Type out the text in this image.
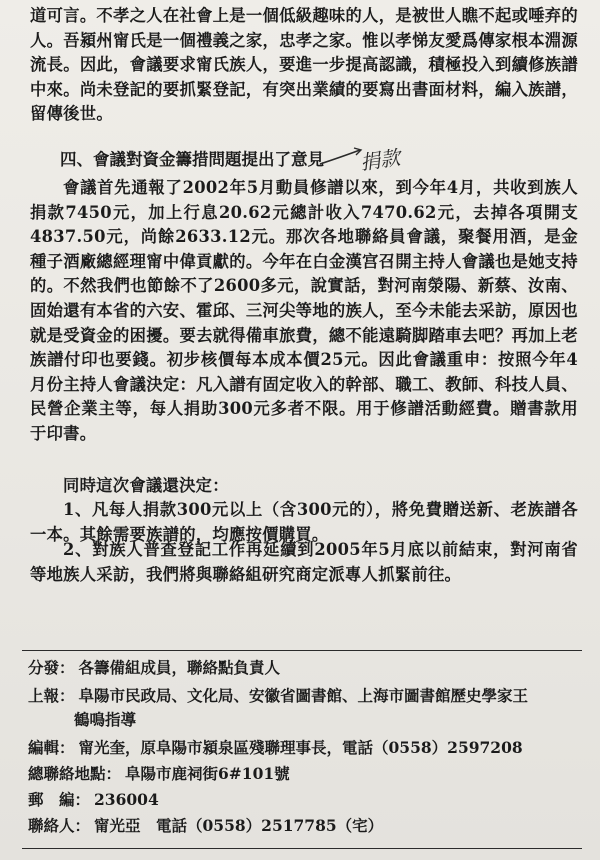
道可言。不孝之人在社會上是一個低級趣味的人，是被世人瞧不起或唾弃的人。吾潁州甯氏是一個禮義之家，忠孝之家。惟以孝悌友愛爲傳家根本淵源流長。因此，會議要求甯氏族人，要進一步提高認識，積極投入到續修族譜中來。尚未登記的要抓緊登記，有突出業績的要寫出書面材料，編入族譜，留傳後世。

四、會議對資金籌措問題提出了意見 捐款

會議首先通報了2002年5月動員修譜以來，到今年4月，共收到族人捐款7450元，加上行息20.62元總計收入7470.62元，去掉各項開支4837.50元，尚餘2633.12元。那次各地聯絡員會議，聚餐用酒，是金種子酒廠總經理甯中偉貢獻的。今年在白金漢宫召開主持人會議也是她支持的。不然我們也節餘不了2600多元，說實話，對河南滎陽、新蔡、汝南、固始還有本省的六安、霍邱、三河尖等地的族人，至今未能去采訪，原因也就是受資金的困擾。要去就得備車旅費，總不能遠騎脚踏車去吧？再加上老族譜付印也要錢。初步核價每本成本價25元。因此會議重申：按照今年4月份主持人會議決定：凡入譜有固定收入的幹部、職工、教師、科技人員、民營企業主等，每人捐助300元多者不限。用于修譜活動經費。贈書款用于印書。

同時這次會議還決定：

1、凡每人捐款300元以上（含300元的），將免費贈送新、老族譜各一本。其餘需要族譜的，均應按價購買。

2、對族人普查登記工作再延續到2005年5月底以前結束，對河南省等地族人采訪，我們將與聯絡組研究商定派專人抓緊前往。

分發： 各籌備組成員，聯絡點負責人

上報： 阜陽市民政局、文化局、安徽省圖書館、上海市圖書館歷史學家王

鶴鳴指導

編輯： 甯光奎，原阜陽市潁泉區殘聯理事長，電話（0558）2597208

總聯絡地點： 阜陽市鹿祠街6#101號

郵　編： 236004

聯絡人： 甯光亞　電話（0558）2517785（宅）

————————

_Task requirements_
Quote the material word for word, dropping any images it holds.

_Response for this exercise_
Type out the text in this image.
道可言。不孝之人在社會上是一個低級趣味的人，是被世人瞧不起或唾弃的人。吾潁州甯氏是一個禮義之家，忠孝之家。惟以孝悌友愛爲傳家根本淵源流長。因此，會議要求甯氏族人，要進一步提高認識，積極投入到續修族譜中來。尚未登記的要抓緊登記，有突出業績的要寫出書面材料，編入族譜，留傳後世。

四、會議對資金籌措問題提出了意見 捐款

會議首先通報了2002年5月動員修譜以來，到今年4月，共收到族人捐款7450元，加上行息20.62元總計收入7470.62元，去掉各項開支4837.50元，尚餘2633.12元。那次各地聯絡員會議，聚餐用酒，是金種子酒廠總經理甯中偉貢獻的。今年在白金漢宫召開主持人會議也是她支持的。不然我們也節餘不了2600多元，說實話，對河南滎陽、新蔡、汝南、固始還有本省的六安、霍邱、三河尖等地的族人，至今未能去采訪，原因也就是受資金的困擾。要去就得備車旅費，總不能遠騎脚踏車去吧？再加上老族譜付印也要錢。初步核價每本成本價25元。因此會議重申：按照今年4月份主持人會議決定：凡入譜有固定收入的幹部、職工、教師、科技人員、民營企業主等，每人捐助300元多者不限。用于修譜活動經費。贈書款用于印書。

同時這次會議還決定：

1、凡每人捐款300元以上（含300元的），將免費贈送新、老族譜各一本。其餘需要族譜的，均應按價購買。

2、對族人普查登記工作再延續到2005年5月底以前結束，對河南省等地族人采訪，我們將與聯絡組研究商定派專人抓緊前往。

分發： 各籌備組成員，聯絡點負責人

上報： 阜陽市民政局、文化局、安徽省圖書館、上海市圖書館歷史學家王

鶴鳴指導

編輯： 甯光奎，原阜陽市潁泉區殘聯理事長，電話（0558）2597208

總聯絡地點： 阜陽市鹿祠街6#101號

郵　編： 236004

聯絡人： 甯光亞　電話（0558）2517785（宅）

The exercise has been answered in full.